- **PROBLEM TO SOLVE**:
Records follow. Pull out every line that contains "gweuz".

- **TASK MATERIAL**:
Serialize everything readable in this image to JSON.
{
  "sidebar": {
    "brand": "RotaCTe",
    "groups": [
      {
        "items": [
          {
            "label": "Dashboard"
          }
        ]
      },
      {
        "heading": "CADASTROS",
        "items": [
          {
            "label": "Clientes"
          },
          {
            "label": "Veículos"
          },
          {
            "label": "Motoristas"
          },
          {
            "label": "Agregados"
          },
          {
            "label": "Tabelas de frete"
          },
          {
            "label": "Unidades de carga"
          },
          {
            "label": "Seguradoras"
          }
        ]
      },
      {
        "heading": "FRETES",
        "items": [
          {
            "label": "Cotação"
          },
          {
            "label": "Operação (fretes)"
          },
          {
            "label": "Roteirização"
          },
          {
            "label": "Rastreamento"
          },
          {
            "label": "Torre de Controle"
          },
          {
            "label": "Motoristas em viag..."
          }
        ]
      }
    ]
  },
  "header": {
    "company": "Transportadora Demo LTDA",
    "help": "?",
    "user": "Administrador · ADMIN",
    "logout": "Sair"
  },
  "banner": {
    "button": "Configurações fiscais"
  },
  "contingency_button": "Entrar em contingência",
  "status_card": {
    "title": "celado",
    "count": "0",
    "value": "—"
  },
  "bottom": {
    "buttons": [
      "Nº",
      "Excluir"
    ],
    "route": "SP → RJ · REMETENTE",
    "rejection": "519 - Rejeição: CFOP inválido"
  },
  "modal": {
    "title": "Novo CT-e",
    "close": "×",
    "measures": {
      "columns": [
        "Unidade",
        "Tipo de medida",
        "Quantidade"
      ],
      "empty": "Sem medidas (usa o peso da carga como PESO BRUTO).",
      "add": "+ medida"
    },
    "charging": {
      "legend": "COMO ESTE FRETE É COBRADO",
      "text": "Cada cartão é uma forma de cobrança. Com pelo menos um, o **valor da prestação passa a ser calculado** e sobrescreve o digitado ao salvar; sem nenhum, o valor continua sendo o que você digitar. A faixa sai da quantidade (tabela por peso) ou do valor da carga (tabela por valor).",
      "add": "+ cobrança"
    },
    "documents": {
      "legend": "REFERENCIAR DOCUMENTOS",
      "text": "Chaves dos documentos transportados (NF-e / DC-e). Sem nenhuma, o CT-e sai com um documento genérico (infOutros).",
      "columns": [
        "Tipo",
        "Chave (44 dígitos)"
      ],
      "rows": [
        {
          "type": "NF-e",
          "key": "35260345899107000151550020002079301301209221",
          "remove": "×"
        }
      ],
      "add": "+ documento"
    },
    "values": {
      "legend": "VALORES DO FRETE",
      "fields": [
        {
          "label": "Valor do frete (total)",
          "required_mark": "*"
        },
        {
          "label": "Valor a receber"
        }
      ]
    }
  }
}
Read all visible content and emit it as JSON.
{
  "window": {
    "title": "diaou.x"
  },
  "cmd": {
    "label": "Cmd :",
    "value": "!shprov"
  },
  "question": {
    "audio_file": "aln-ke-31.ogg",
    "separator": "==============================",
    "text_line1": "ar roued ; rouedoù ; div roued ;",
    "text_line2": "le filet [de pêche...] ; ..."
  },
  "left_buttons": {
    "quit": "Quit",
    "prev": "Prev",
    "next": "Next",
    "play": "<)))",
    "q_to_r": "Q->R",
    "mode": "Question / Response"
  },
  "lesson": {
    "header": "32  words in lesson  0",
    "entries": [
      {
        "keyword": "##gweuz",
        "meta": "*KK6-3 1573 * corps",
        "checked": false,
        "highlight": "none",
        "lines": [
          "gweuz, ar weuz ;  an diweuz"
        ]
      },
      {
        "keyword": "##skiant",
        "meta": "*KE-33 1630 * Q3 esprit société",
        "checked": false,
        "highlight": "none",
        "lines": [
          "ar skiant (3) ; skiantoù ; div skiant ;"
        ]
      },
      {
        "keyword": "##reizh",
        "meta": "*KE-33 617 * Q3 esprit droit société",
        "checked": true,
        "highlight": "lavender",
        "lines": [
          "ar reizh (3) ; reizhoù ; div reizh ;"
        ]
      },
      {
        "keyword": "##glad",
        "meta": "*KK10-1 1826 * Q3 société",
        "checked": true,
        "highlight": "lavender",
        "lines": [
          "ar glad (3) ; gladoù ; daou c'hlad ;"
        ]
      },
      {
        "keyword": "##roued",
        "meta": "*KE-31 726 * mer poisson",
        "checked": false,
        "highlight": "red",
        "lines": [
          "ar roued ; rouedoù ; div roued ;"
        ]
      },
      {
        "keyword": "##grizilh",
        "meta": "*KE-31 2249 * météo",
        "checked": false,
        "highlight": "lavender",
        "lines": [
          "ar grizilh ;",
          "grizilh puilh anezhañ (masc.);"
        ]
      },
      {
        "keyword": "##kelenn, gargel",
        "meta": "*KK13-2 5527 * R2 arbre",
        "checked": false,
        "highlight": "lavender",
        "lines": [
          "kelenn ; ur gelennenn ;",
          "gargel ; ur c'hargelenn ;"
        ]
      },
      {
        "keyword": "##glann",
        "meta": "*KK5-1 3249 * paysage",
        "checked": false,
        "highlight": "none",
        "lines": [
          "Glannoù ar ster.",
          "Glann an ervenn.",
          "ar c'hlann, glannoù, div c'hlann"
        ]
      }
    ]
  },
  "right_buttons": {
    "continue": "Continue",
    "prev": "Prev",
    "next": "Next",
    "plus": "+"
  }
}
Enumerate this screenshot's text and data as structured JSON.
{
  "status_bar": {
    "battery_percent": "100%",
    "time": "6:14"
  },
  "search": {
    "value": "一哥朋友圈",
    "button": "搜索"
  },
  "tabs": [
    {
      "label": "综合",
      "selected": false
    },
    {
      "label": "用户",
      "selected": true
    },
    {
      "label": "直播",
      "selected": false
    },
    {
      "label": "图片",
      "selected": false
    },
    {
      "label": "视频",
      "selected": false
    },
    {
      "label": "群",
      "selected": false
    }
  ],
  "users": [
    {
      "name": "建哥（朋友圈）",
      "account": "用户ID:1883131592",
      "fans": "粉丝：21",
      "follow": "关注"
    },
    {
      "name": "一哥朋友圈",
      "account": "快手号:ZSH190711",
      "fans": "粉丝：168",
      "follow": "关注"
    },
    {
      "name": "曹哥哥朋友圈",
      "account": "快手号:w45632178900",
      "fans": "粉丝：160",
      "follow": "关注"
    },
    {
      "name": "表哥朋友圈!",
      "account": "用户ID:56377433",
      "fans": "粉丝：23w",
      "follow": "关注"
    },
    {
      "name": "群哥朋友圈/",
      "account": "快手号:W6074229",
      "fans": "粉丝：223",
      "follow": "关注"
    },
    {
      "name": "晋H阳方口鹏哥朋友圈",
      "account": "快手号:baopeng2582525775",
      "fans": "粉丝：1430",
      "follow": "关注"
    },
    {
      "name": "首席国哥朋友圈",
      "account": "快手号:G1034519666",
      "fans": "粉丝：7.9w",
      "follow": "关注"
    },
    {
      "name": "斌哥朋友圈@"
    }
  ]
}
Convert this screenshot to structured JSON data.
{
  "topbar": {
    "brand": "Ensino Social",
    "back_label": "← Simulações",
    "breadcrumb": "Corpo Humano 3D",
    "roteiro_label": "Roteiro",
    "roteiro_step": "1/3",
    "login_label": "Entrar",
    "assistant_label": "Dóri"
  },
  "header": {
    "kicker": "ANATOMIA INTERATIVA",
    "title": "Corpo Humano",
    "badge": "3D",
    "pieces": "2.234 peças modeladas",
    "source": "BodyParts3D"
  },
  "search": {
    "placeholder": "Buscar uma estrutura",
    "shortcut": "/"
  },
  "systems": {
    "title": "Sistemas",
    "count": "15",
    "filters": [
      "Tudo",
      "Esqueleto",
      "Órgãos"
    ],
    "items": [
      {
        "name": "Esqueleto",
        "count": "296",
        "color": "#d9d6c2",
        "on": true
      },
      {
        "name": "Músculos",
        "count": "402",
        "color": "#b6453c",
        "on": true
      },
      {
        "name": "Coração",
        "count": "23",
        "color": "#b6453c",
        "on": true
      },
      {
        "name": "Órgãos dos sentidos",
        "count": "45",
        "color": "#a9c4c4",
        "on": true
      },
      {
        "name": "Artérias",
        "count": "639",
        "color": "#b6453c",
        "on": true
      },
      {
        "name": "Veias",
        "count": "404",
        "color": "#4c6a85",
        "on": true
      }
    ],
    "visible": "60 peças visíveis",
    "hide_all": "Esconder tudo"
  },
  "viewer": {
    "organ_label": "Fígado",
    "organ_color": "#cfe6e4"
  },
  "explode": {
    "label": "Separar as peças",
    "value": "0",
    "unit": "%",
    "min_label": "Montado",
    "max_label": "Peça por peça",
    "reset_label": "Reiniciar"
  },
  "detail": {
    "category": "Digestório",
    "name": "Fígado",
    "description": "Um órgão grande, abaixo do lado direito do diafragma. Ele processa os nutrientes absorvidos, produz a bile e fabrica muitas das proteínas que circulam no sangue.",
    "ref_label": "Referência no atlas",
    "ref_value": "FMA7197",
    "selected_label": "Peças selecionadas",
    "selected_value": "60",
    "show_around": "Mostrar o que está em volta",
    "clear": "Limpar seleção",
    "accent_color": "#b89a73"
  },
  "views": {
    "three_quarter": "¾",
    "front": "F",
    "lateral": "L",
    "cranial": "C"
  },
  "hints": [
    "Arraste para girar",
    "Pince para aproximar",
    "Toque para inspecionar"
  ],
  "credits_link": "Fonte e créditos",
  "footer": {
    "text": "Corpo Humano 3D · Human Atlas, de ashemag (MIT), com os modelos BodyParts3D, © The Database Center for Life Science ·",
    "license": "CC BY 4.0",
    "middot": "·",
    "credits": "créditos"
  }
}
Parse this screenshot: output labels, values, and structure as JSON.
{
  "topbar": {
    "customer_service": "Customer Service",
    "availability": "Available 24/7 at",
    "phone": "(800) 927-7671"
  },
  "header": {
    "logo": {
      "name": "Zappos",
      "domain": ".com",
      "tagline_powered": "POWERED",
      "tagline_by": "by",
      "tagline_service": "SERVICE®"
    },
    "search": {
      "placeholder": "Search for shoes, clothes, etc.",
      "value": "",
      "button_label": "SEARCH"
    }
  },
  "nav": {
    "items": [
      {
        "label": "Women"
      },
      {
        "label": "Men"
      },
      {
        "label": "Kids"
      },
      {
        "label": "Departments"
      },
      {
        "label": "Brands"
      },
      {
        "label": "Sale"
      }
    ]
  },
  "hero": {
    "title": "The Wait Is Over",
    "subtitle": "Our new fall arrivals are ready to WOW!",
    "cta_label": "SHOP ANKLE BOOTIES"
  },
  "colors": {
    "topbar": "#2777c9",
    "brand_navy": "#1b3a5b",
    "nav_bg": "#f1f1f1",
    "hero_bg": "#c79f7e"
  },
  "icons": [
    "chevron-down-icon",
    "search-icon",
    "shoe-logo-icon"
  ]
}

- **THE RESPONSE**:
        "keyword": "##gweuz",
          "gweuz, ar weuz ;  an diweuz"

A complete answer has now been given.